== AUFGABEN ==
a. Beantworte die folgenden Fragen zum Artikel über das Reformationsjubiläum und kennzeichne die Antworten ebenso mit (i), (ii) und (iii):
(i) An welchem Datum endet laut dem Artikel das Jahr, das dem Thema „Reformation“ gewidmet war?
(ii) Was wünschen sich laut dem Artikel die Bischöfe?
(iii) Welches Großereignis wird im Artikel genannt, nach dem die Übernachtungszahlen abfallen?
b. Kopiere bitte aus dem Artikel über das Reformationsjubiläum die Stelle von „Published 10/11/2017 in“ bis einschließlich „Ende gekommen sind.“ wortgetreu.

Reformationsjubiläum 2017: Lebendiges Licht

Published 10/11/2017 in Die Gegenwart, Politik

Reformationsjubiläum 2017: Lebendiges Licht
Der Pausenhof wird bald voller: Die internationale Schule in Oberursel bei Frankfurt

Was das Reformationsjubiläum 2017 war – und was aus ihm werden muss.

Am 31. Oktober 2017 wird nicht nur ein Jahr zu Ende gegangen sein, das dem Thema „Reformation“ gewidmet war- es endet eine ganze Dekade des Feierns und Gedenkens. Kein Wunder, wenn nun landauf, landab nach dem Ertrag gefragt wird, danach, was gelungen und misslungen war. Das pflegt so zu sein, wenn Ausstellungen ihre Tore schließen oder Gedenkjahre an ihr Ziel und Ende gekommen sind.

Es ist wenig verwunderlich, wenn in einer differenzierten Gesellschaft die Ergebnisse solcher ersten Analysen durchaus unterschiedlich ausfallen. Dazu sind die Erwartungen an ein solches Jahr beziehungsweise Jahrzehnt des Gedenkens an die Reformation viel zu unterschiedlich: Professoren hoffen, dass Ergebnisse ihrer je eigenen wissenschaftlichen Arbeit endlich den Weg in die breite, nicht nur kirchliche Öffentlichkeit finden- Bischöfe wünschen sich neue Aufmerksamkeit für Kirche in unkirchlich gewordenen Landschaften- Tourismusverbände arbeiten an der maximalen Auslastung eigens aufgebauter Kapazitäten.

Es ist wenig verwunderlich, dass allzu große Erwartungen an solche Gedenkjahre enttäuscht werden: Differenzierte Wissenschaft wird notwendigerweise vereinfacht, wenn sie einem größeren Publikum präsentiert werden soll- ein Jubiläum einer kirchlichen Erneuerungsbewegung hat per se keine Rechristianisierung ganzer Landstriche zur Folge- und die Wochen nach den Ferien oder einem Großereignis wie dem Kirchentag fallen im Blick auf Übernachtungszahlen natürlicherweise ab.

== DATENSATZ ==
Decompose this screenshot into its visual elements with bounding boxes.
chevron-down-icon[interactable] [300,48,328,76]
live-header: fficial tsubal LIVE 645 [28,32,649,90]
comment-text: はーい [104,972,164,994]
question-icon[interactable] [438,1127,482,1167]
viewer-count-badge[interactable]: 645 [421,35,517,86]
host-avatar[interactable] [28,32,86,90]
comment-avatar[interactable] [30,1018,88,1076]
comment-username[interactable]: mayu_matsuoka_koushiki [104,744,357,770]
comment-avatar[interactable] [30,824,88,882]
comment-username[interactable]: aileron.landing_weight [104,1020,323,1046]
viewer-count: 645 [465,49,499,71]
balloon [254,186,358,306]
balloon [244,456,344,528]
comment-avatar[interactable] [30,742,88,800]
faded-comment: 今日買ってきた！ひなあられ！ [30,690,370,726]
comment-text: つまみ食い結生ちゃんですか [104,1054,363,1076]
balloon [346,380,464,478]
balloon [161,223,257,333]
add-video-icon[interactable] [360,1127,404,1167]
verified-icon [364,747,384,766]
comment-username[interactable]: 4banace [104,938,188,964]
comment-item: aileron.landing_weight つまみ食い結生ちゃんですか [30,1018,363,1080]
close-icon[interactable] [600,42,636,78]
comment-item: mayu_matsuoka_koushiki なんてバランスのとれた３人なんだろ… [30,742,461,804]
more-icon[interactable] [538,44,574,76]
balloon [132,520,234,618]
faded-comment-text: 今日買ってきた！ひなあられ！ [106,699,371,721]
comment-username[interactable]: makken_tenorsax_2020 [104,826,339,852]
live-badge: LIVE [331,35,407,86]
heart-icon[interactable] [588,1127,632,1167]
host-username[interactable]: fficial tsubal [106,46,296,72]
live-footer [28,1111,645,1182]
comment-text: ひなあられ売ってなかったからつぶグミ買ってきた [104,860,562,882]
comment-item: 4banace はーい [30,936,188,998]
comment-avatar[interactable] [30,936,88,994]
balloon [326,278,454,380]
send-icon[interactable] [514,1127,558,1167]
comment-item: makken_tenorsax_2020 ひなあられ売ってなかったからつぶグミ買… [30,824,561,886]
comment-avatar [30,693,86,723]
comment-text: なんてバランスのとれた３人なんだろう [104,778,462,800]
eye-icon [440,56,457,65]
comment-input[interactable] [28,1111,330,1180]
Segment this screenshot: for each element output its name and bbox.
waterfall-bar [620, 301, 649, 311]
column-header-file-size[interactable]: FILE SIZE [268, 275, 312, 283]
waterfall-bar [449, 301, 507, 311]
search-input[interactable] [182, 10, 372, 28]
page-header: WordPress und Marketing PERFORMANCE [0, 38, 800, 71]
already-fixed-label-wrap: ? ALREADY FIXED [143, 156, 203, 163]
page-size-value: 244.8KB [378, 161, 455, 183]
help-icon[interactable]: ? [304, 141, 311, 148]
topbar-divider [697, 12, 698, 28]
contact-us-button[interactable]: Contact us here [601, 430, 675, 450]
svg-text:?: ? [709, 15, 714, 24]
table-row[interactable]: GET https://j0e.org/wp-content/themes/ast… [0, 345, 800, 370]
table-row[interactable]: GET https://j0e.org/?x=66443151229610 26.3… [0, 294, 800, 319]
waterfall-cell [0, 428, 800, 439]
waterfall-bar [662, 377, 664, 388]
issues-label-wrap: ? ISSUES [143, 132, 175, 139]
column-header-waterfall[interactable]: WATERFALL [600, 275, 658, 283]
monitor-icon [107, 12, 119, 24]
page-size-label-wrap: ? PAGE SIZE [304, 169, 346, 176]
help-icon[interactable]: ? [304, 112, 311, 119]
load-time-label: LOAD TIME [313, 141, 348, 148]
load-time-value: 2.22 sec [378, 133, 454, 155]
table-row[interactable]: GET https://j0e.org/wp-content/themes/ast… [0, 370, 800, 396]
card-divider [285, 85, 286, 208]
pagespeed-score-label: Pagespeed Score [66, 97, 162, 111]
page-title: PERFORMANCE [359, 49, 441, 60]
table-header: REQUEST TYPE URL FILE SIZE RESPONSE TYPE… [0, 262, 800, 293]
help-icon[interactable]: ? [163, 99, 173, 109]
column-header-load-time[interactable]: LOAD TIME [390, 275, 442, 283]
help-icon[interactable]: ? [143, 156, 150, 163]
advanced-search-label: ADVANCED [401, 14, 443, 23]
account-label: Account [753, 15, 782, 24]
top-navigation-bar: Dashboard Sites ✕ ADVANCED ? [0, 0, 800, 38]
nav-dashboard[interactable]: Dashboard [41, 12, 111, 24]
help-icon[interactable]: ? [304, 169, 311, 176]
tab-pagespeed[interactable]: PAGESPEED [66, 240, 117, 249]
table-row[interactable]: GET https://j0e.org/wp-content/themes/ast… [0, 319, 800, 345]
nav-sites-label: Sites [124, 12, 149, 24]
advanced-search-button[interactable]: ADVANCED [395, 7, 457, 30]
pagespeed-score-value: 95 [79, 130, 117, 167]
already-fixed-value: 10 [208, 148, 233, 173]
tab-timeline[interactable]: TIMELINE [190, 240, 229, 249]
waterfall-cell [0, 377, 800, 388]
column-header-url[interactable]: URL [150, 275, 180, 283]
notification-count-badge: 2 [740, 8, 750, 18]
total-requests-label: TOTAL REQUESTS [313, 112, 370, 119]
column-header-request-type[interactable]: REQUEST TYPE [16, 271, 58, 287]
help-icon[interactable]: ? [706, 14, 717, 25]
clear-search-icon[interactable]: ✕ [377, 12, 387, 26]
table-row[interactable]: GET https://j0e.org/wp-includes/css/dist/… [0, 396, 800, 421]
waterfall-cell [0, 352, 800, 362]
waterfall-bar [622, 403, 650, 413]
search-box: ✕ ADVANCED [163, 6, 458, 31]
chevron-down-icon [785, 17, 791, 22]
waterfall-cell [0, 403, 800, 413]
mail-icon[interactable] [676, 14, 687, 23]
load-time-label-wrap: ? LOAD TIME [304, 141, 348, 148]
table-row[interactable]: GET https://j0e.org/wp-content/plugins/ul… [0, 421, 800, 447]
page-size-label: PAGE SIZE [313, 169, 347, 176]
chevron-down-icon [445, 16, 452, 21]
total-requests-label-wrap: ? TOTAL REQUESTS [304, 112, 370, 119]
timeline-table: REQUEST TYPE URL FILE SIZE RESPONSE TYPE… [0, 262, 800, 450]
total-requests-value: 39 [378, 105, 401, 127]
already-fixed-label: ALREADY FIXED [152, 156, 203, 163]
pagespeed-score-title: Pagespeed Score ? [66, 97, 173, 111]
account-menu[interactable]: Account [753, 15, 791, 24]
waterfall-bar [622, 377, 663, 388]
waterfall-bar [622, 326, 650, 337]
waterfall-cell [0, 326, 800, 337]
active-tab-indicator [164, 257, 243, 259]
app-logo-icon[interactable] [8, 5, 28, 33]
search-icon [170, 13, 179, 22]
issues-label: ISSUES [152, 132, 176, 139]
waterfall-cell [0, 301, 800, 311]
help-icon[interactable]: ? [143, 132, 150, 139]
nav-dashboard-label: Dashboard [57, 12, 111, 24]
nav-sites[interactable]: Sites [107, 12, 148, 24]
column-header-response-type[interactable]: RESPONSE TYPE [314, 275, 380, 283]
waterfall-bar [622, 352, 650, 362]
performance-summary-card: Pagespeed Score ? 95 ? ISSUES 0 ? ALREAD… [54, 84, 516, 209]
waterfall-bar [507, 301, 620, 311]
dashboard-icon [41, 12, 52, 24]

== LÖSUNGEN ==
a.
(i) Am 31. Oktober 2017.
(ii) Neue Aufmerksamkeit für Kirche in unkirchlich gewordenen Landschaften.
(iii) Der Kirchentag.

b.
Published 10/11/2017 in Die Gegenwart, Politik

Reformationsjubiläum 2017: Lebendiges Licht
Der Pausenhof wird bald voller: Die internationale Schule in Oberursel bei Frankfurt

Was das Reformationsjubiläum 2017 war – und was aus ihm werden muss.

Am 31. Oktober 2017 wird nicht nur ein Jahr zu Ende gegangen sein, das dem Thema „Reformation“ gewidmet war- es endet eine ganze Dekade des Feierns und Gedenkens. Kein Wunder, wenn nun landauf, landab nach dem Ertrag gefragt wird, danach, was gelungen und misslungen war. Das pflegt so zu sein, wenn Ausstellungen ihre Tore schließen oder Gedenkjahre an ihr Ziel und Ende gekommen sind.